→ SOURCE EXTRACT
▼▼▼
Published 27.01.2009
For her show last year at Fortescue Avenue in London the artist
Emily Wardill presented two new films, The Diamond (Descartes'
Daughter) (2008) and Sea Oak (2008). Sea Oak
was developed from a series of interviews conducted with the
left-leaning think-tank the Rockridge Institute in Berkeley,
California; the film consists of imageless black leader with only a
soundtrack playing on a film projector, which is spot-lit in the
centre of the space in which it is shown. The Diamond
(Descartes' Daughter) takes as its starting point the mythical
story of Descartes's construction of an automaton modelled on his
dead daughter, and interweaves this narrative with a re-creation of
a half-remembered film scene featuring a diamond protected by
lasers.
Mike Sperlinger: Why did you want to show those two films
together?
Emily Wardill: Partly because there is a formal
relationship between them. In The Diamond (Descartes'
Daughter) you have the diamond, which is at the centre of a
re-created heist, spot-lit in the centre of the room, and in Sea
Oak the projector itself is spot-lit in the gallery space.
There was also the way this staging of the scene with the lasers in
The Diamond relates to my memory of it, and the desire to
trace it back to a particular film, a particular image. That
touched on some of the ideas discussed in Sea Oak, about
the general and the particular. One of the interviewees, Eric Haas,
talks about how for every person the term 'bird' suggests a similar
imagined being - not being specifically tied to any actual bird (an
ostrich, a penguin, etc.). It's a general bird, which has this
mushy, abstract, but cohesive - socially cohesive - function of
making something generally recognisable.
MS: How did Sea Oak come about?
EW: I was interested in the research that The Rockridge
Institute were doing into 'framing' and the use of metaphor within
political rhetoric. I had asked them if I could go out to San
Francisco and interview their members with the thought that I would
put this footage together into a film. This kept on being put off
because of money and time, and then finally I got out there in
February [2008]. I had a whole series of questions that I wanted to
ask them - some of which turned out to be unanswerable, and some of
which led on to more questions. Then I realised after I'd shot the
footage that the film had to have no image, because if it had an
image I would be completely undoing everything that I was talking
about…
MS: Because the Rockridge project is about language on its
own conjuring up images in the minds of individual listeners?
EW: Yes, exactly. So I edited the sound that I had -
because I had eight hours of material from the footage - and
gradually put things into sections. Virtually all of it is from the
interviews that I recorded, but there were certain points which
needed to be made that I had to get from pre-recorded lectures, so
about three percent of it is from other sources.
▲▲▲
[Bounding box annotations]
▼▼▼
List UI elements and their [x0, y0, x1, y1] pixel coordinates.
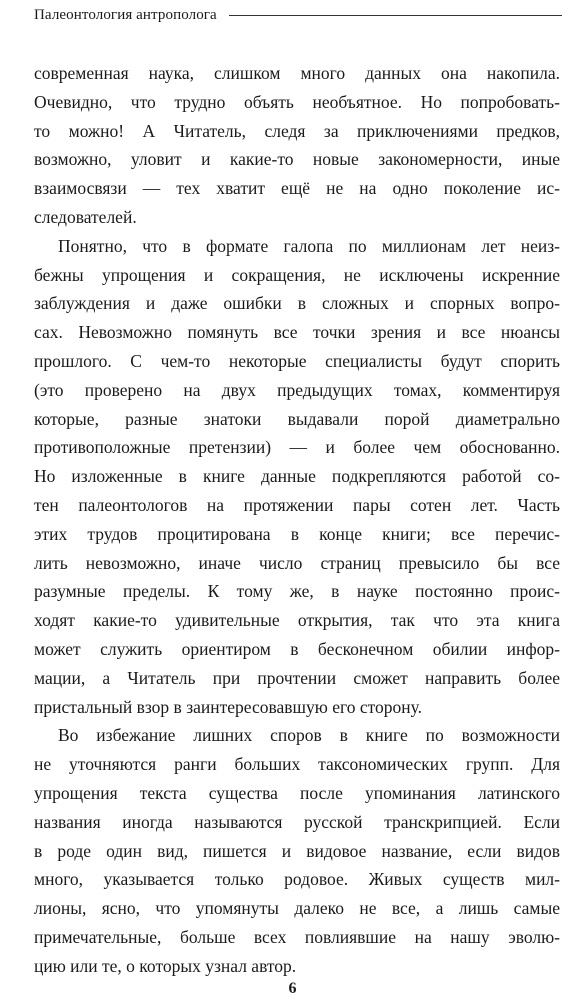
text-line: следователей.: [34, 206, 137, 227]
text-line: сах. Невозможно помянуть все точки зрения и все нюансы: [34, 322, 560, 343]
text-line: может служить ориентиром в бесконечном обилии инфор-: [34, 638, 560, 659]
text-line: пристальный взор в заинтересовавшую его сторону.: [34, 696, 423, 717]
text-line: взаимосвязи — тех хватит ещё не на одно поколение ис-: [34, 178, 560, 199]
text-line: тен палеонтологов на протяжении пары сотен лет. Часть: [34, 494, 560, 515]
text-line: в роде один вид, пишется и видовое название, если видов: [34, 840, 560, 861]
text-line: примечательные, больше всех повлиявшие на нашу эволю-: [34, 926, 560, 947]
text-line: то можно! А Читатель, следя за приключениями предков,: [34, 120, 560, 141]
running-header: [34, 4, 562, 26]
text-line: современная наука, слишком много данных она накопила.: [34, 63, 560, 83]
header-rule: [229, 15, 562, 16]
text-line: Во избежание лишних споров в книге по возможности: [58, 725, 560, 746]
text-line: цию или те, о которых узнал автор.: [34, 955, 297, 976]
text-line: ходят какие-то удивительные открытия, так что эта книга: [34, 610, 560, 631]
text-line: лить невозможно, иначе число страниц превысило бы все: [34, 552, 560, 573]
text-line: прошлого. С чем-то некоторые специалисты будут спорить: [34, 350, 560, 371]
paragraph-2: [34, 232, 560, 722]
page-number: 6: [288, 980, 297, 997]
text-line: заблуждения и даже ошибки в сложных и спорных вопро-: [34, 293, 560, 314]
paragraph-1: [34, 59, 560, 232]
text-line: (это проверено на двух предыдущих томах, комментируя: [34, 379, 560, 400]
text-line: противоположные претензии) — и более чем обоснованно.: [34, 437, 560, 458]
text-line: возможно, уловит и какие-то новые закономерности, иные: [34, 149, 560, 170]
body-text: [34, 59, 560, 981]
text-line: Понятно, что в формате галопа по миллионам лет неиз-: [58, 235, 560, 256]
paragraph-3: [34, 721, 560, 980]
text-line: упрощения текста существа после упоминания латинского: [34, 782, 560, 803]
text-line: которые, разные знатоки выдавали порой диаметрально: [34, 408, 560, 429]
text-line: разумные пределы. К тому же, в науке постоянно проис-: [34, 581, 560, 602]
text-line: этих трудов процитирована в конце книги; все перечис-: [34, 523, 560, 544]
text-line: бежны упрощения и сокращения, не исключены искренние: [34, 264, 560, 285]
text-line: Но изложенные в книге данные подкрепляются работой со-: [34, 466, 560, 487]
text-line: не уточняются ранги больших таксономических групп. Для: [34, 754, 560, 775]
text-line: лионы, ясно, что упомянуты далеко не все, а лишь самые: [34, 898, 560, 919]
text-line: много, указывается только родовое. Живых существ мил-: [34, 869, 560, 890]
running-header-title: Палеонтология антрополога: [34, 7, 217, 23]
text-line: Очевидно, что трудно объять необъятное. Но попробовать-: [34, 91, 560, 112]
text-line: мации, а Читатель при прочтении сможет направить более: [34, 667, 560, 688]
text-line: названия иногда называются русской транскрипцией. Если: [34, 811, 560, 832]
▲▲▲
▼▼▼
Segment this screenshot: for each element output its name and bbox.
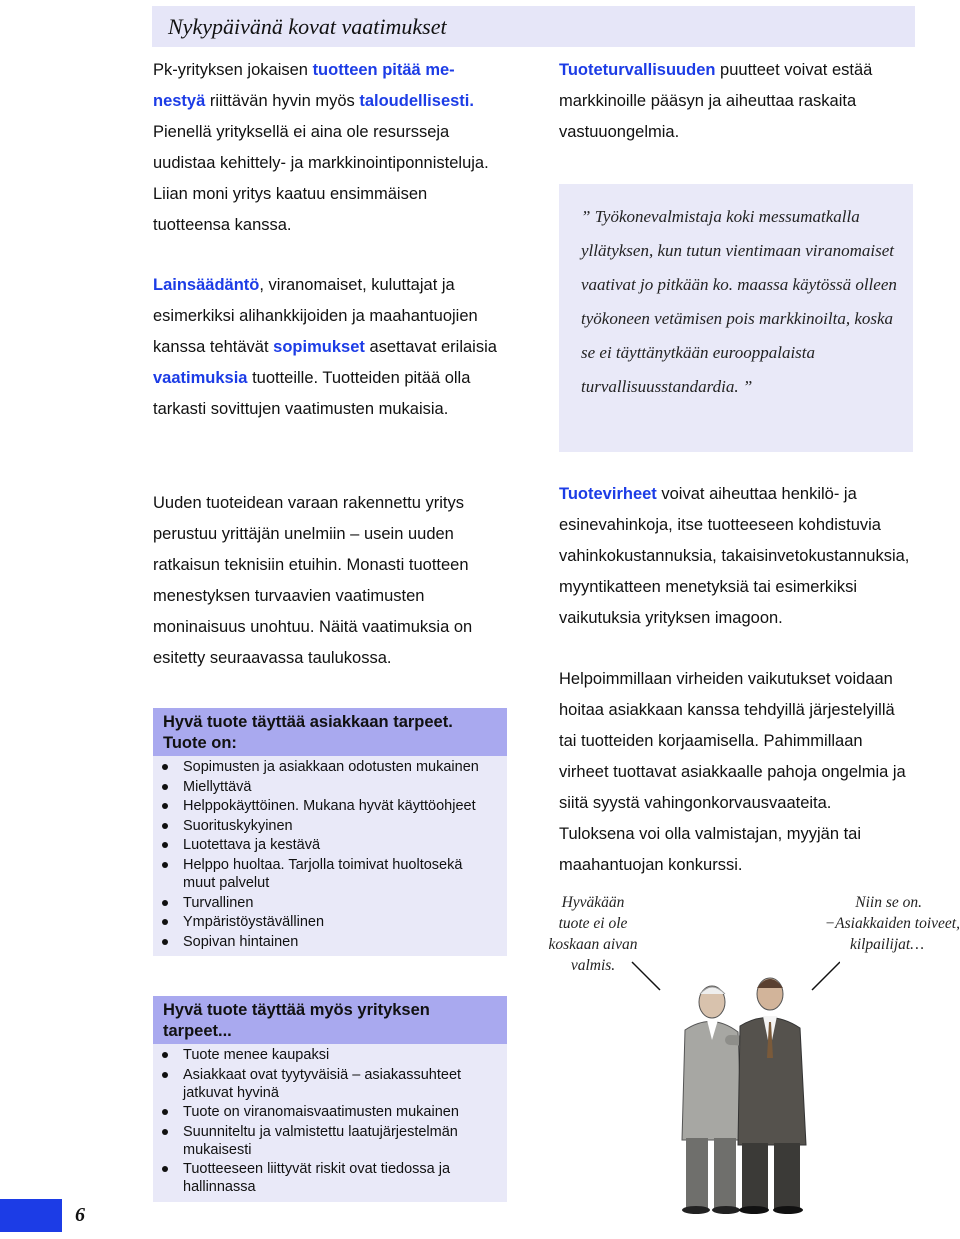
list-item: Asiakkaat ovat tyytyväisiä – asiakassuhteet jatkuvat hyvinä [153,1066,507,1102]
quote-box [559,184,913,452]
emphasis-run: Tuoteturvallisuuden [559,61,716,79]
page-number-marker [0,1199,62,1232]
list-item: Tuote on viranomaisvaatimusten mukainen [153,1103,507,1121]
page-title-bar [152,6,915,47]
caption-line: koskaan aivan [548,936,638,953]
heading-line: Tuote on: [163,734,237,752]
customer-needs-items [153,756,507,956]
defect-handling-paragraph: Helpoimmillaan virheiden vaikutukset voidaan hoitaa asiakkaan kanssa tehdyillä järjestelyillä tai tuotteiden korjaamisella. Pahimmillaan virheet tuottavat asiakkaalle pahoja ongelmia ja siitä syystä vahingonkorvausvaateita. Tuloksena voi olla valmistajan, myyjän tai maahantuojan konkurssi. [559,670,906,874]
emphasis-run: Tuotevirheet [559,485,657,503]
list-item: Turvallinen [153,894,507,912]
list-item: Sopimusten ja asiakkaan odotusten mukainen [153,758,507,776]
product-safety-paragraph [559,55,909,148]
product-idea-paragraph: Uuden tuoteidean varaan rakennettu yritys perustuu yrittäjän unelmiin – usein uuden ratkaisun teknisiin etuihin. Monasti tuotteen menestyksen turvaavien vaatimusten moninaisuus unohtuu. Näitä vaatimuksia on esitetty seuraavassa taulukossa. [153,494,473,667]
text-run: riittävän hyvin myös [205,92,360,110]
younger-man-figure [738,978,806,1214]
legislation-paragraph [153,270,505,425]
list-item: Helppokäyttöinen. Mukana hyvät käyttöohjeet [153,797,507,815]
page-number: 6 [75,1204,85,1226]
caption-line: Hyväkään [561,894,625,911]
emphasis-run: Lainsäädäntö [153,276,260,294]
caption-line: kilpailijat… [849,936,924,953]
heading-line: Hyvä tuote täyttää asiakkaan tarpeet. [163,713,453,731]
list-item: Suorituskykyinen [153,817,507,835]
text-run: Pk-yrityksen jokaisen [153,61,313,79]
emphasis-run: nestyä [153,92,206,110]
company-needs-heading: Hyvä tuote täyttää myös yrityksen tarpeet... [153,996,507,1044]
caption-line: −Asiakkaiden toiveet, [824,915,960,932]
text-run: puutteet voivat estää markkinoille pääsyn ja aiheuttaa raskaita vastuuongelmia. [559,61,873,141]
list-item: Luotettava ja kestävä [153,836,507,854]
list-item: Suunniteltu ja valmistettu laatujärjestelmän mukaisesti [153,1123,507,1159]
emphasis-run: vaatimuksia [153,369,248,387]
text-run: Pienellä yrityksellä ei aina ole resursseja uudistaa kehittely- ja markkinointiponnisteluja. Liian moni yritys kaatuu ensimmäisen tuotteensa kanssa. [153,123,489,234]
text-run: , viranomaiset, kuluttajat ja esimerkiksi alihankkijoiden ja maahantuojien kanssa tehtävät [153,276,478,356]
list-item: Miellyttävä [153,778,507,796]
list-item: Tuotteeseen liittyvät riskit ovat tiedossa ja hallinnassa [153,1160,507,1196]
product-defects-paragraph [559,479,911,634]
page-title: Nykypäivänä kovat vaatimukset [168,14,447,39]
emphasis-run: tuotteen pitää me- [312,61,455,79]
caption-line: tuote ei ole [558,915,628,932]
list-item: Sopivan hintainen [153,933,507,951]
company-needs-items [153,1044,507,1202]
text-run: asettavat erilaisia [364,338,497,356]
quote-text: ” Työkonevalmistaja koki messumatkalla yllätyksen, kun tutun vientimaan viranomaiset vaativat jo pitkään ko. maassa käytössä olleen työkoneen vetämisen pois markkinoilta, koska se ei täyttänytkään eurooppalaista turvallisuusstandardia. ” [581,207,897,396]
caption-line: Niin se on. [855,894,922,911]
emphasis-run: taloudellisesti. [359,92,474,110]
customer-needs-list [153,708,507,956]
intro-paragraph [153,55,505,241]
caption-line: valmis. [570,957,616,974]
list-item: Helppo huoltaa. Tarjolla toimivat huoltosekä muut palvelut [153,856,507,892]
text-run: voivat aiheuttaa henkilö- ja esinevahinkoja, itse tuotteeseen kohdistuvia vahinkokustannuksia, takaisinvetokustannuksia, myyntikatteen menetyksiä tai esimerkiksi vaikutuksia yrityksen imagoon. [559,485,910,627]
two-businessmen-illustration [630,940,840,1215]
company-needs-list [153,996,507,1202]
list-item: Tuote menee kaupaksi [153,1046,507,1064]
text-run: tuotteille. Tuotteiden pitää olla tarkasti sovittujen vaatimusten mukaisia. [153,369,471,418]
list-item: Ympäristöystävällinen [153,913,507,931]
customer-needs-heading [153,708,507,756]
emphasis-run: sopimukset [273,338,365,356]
▲▲▲
▼▼▼
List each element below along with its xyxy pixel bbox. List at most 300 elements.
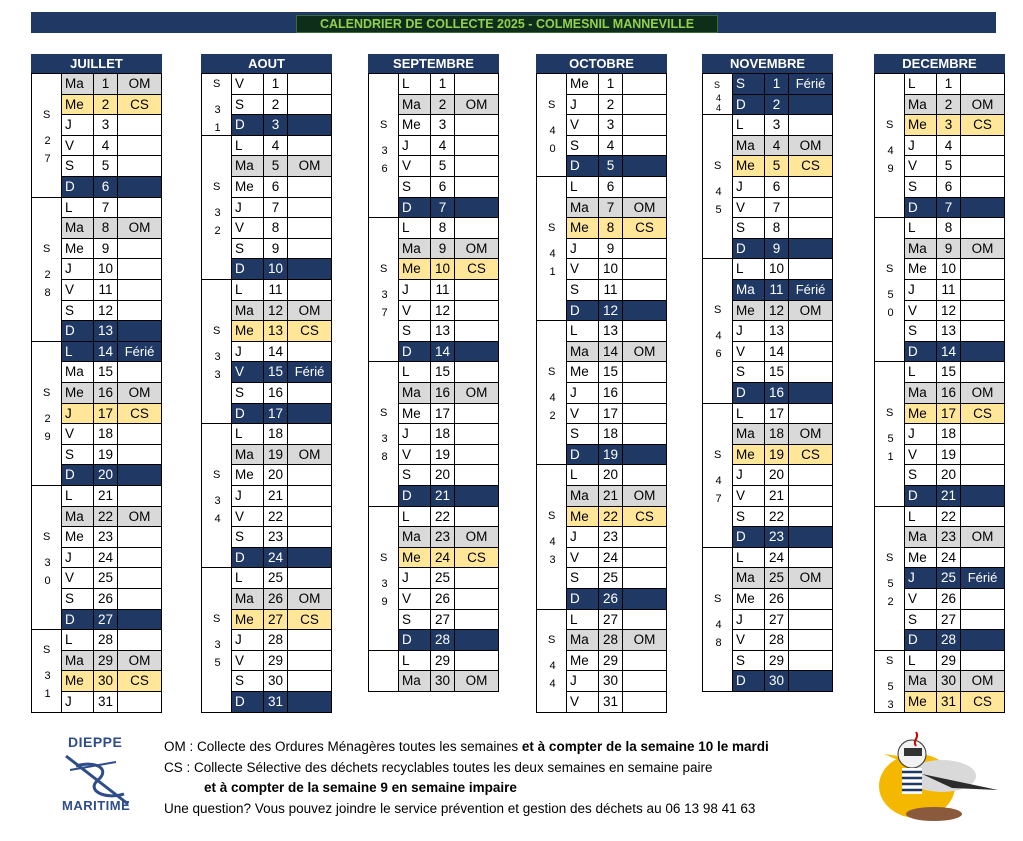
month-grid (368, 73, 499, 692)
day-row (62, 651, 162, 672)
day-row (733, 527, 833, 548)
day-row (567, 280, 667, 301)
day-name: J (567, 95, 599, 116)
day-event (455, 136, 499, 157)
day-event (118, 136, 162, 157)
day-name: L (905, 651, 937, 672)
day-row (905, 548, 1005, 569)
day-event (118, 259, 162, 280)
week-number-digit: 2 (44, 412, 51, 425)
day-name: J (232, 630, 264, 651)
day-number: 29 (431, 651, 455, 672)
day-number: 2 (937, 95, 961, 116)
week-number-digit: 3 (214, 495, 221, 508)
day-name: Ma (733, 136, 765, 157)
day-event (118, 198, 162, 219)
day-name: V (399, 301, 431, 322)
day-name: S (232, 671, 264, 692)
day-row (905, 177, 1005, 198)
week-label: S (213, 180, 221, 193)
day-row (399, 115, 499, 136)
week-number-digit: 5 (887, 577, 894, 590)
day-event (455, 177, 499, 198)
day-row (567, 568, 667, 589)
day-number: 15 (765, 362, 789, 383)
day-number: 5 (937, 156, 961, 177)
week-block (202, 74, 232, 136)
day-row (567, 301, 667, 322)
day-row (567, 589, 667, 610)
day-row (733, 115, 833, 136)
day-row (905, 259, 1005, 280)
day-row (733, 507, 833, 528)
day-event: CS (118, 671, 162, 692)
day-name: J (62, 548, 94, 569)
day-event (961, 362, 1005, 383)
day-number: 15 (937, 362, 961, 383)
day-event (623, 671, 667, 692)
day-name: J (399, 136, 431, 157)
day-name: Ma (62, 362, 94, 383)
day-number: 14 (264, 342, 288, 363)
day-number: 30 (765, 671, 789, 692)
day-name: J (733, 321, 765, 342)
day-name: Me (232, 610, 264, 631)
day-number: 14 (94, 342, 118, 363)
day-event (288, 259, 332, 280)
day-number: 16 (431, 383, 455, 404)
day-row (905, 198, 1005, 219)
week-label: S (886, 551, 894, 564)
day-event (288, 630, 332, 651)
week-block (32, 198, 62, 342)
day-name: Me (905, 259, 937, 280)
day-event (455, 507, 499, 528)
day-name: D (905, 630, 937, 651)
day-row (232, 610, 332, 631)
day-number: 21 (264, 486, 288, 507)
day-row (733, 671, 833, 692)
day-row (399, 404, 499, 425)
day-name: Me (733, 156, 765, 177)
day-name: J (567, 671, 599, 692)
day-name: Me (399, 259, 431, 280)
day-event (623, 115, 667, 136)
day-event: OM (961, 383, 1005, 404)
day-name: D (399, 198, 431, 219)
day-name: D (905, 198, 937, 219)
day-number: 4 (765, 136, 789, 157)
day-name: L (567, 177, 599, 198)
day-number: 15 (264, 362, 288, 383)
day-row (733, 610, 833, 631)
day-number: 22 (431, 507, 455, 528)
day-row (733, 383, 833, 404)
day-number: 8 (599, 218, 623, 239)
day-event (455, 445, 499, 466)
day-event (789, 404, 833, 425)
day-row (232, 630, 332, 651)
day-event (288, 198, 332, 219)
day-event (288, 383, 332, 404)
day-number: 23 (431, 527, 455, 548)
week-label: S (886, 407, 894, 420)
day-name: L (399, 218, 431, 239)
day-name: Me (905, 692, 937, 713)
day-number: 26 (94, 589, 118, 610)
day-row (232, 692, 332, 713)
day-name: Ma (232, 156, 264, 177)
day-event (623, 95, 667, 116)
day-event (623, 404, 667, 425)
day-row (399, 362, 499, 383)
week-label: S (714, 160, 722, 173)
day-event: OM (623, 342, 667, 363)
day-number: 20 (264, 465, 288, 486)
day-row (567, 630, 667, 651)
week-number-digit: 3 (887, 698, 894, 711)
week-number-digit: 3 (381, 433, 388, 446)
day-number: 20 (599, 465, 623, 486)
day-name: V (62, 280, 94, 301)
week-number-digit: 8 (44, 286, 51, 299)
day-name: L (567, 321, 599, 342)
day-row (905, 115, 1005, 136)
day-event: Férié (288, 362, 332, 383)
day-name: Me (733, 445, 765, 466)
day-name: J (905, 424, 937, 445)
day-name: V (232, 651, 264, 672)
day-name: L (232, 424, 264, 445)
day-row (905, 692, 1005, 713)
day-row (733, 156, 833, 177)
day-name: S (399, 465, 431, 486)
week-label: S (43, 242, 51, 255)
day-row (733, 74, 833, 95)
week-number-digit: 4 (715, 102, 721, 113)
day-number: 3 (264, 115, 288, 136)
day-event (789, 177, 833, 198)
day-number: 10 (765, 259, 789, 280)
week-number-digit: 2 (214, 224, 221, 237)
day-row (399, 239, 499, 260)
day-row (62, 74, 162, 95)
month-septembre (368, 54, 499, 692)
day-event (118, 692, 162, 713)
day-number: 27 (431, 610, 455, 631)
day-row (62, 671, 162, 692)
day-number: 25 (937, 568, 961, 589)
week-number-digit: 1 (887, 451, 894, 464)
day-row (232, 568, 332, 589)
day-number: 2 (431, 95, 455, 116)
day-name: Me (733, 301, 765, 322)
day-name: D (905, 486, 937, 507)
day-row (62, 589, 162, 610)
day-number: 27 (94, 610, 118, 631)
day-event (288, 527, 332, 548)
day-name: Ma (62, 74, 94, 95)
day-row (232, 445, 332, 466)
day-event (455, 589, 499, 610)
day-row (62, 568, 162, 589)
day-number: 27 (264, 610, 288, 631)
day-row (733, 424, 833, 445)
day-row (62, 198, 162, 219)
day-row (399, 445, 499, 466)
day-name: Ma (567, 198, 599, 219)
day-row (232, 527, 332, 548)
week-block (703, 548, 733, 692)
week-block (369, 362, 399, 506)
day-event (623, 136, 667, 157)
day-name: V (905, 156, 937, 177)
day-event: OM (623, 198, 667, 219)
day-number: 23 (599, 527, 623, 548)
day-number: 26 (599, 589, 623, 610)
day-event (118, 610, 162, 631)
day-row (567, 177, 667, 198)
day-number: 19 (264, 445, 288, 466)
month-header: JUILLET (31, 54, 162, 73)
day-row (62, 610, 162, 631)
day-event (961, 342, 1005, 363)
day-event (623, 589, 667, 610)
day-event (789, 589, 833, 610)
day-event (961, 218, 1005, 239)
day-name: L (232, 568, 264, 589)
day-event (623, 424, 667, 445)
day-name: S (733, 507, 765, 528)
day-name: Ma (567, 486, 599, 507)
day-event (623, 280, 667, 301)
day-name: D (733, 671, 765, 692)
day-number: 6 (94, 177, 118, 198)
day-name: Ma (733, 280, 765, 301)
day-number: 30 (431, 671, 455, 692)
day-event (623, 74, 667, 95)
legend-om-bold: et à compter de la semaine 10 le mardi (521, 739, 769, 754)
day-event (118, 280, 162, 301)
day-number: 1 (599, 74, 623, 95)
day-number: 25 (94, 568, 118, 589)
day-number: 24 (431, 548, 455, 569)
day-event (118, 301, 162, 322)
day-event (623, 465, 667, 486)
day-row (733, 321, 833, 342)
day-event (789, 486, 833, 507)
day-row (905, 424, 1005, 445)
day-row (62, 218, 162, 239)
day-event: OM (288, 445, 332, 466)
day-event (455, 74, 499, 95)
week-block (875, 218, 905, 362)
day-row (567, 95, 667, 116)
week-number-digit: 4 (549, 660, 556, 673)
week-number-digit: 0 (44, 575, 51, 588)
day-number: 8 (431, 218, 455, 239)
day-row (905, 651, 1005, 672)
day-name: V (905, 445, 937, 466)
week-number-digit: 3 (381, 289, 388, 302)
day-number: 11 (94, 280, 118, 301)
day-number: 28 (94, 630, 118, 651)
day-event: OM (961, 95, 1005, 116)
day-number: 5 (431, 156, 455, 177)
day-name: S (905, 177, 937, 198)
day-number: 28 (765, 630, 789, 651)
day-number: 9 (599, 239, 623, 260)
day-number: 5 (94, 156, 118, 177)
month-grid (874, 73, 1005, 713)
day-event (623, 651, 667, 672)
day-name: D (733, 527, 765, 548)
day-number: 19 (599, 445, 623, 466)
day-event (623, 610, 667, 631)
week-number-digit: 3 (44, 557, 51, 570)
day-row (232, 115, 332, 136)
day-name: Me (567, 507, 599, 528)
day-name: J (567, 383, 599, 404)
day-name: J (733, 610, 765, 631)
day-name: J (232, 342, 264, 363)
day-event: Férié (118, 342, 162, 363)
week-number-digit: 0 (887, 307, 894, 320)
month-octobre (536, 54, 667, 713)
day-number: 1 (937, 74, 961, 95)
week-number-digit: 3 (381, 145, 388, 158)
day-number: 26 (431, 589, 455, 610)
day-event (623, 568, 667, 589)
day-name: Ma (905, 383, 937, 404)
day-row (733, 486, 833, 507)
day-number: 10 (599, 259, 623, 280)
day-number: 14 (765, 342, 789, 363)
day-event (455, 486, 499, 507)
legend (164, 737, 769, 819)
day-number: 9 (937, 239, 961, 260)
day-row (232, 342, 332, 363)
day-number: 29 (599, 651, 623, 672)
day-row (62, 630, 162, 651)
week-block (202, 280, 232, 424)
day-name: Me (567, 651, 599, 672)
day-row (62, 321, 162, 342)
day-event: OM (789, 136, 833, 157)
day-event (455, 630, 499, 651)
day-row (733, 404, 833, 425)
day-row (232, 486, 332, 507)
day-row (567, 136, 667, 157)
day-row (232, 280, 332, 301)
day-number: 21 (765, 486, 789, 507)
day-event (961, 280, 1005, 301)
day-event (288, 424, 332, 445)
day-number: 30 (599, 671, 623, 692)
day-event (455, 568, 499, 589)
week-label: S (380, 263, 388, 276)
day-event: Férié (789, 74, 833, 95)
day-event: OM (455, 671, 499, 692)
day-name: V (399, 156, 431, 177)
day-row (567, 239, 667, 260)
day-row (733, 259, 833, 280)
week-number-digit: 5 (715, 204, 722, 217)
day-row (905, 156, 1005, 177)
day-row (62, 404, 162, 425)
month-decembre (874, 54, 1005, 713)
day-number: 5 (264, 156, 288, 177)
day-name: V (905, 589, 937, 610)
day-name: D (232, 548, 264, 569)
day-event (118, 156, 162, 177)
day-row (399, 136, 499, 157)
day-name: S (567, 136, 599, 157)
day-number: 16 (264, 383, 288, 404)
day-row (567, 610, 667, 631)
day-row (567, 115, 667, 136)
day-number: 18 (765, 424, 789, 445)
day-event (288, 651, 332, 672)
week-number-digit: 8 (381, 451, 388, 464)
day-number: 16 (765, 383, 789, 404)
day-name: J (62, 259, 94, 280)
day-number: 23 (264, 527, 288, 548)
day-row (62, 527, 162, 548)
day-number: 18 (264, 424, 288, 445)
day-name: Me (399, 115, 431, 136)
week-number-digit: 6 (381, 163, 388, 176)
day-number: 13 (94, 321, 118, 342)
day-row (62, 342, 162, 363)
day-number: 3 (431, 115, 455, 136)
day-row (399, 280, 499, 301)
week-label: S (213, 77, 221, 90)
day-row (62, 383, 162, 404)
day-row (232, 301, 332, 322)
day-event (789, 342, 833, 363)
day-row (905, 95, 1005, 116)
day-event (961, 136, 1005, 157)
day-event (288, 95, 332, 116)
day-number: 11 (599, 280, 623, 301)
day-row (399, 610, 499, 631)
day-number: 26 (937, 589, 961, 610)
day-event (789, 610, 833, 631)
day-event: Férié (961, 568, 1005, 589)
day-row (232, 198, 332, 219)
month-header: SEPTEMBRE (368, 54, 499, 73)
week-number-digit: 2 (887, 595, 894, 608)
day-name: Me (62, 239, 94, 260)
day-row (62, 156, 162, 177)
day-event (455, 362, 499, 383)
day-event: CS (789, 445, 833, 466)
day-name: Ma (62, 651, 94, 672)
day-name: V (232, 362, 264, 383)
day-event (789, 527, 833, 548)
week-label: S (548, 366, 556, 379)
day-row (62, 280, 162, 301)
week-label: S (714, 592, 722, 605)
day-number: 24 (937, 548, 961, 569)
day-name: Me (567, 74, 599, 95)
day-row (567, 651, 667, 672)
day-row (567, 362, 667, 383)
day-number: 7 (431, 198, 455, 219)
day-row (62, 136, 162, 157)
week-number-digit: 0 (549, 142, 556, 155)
▲▲▲
→ TASK A
For each statement, say whether it agrees with the Emily Wardill interview, answering yes or no and quoting the deciding words: (i) Sea Oak consists of imageless black leader with only a soundtrack. (ii) All of the sound in Sea Oak comes from interviews Wardill recorded herself. (iii) Wardill got out to San Francisco in February 2008.
→ TASK B
Please write what follows the final sentence of the Emily Wardill interview.
These records are separate from the Emily Wardill interview.

→ EXERCISE RESULT A
(i) Yes: "the film consists of imageless black leader with only a soundtrack playing on a film projector"
(ii) No: "about three percent of it is from other sources."
(iii) Yes: "then finally I got out there in February [2008]."

→ EXERCISE RESULT B
In the interviews, the staff are mainly discussing their
research into the idea that if you create within peoples' minds
frames which relate to their own sense of identity, then everything
that can lodge within that theatrical frame or stage will stay and
everything that can't will bounce off…
MS: It's interesting that you're translating the
Rockridge's idea of 'framing' into this idea of a stage, as if it
was the proscenium arch under which any concept is possible. That
seems to relate back to a lot of your other work.
EW: Yes, but it's also like a language game, that idea of
stages being both stages towards understanding and stages in the
theatrical sense - I like how those two ideas relate to each other.
I'm also interested in this possibility, or responsibility, of
enacting your ideologies, and how that can happen in a way that's
fictitious. When you summon up material reality in your language,
why does that always take on this fictitious dimension?
Words, in the theories of the Rockridge Institute, function like
a kind of second-order spectacle. Political rhetoric trades on the
ambiguity of metaphorical images, images which are doubly ambiguous
because they're being suggested or described rather than supplied
visually.
MS: Sea Oak seems to have a kind of transparency
or directness that is quite different from The Diamond and
some of your other work. And because of when the show was happening
[just before the US election], it was almost impossible not to have
a different relation to it, to feel that it had a kind of
immediacy.
EW: There were a lot of things that were covered in our
discussions which I decided to leave out, so that Sea Oak
would have an elegance of structure that remained true to the
clarity and pedagogical tone of the forms of communication which
the Institute members were interested in. They would spend months
writing and rewriting papers that were designed to be as clear as
possible. This emphasis on delivery - to be cohesive and seductive
- was important in the way that I wanted to put Sea Oak
together.
There is also the intimacy of interviews as opposed to lectures,
which helps in this feeling that you are listening in rather than
being spoken to as part of a crowd. It was important for me to show
it before the elections, obviously, because much of what is
discussed relates both to the Bush Administration and the way that
the presidential candidates communicated during the campaign too.
At the same time, in contrast to that tendency towards
transparency, a lot of the things that the people from Rockridge
talked about seemed to be applicable to Structuralist filmmaking,
for instance, too…
MS: What are the parallels with Structuralist film?
EW: There's this idea of there being a materiality to
communication which is impossible to ignore and which can be used
for political ends, which they both seem to share. For example,
Jeanette Iljon's work was important for me whilst making Sea
Oak, specifically The Conjuror's Assistant [1979],
where she takes 100 feet of footage [which would normally last 3
minutes] and then expands it so that it becomes 35 minutes long.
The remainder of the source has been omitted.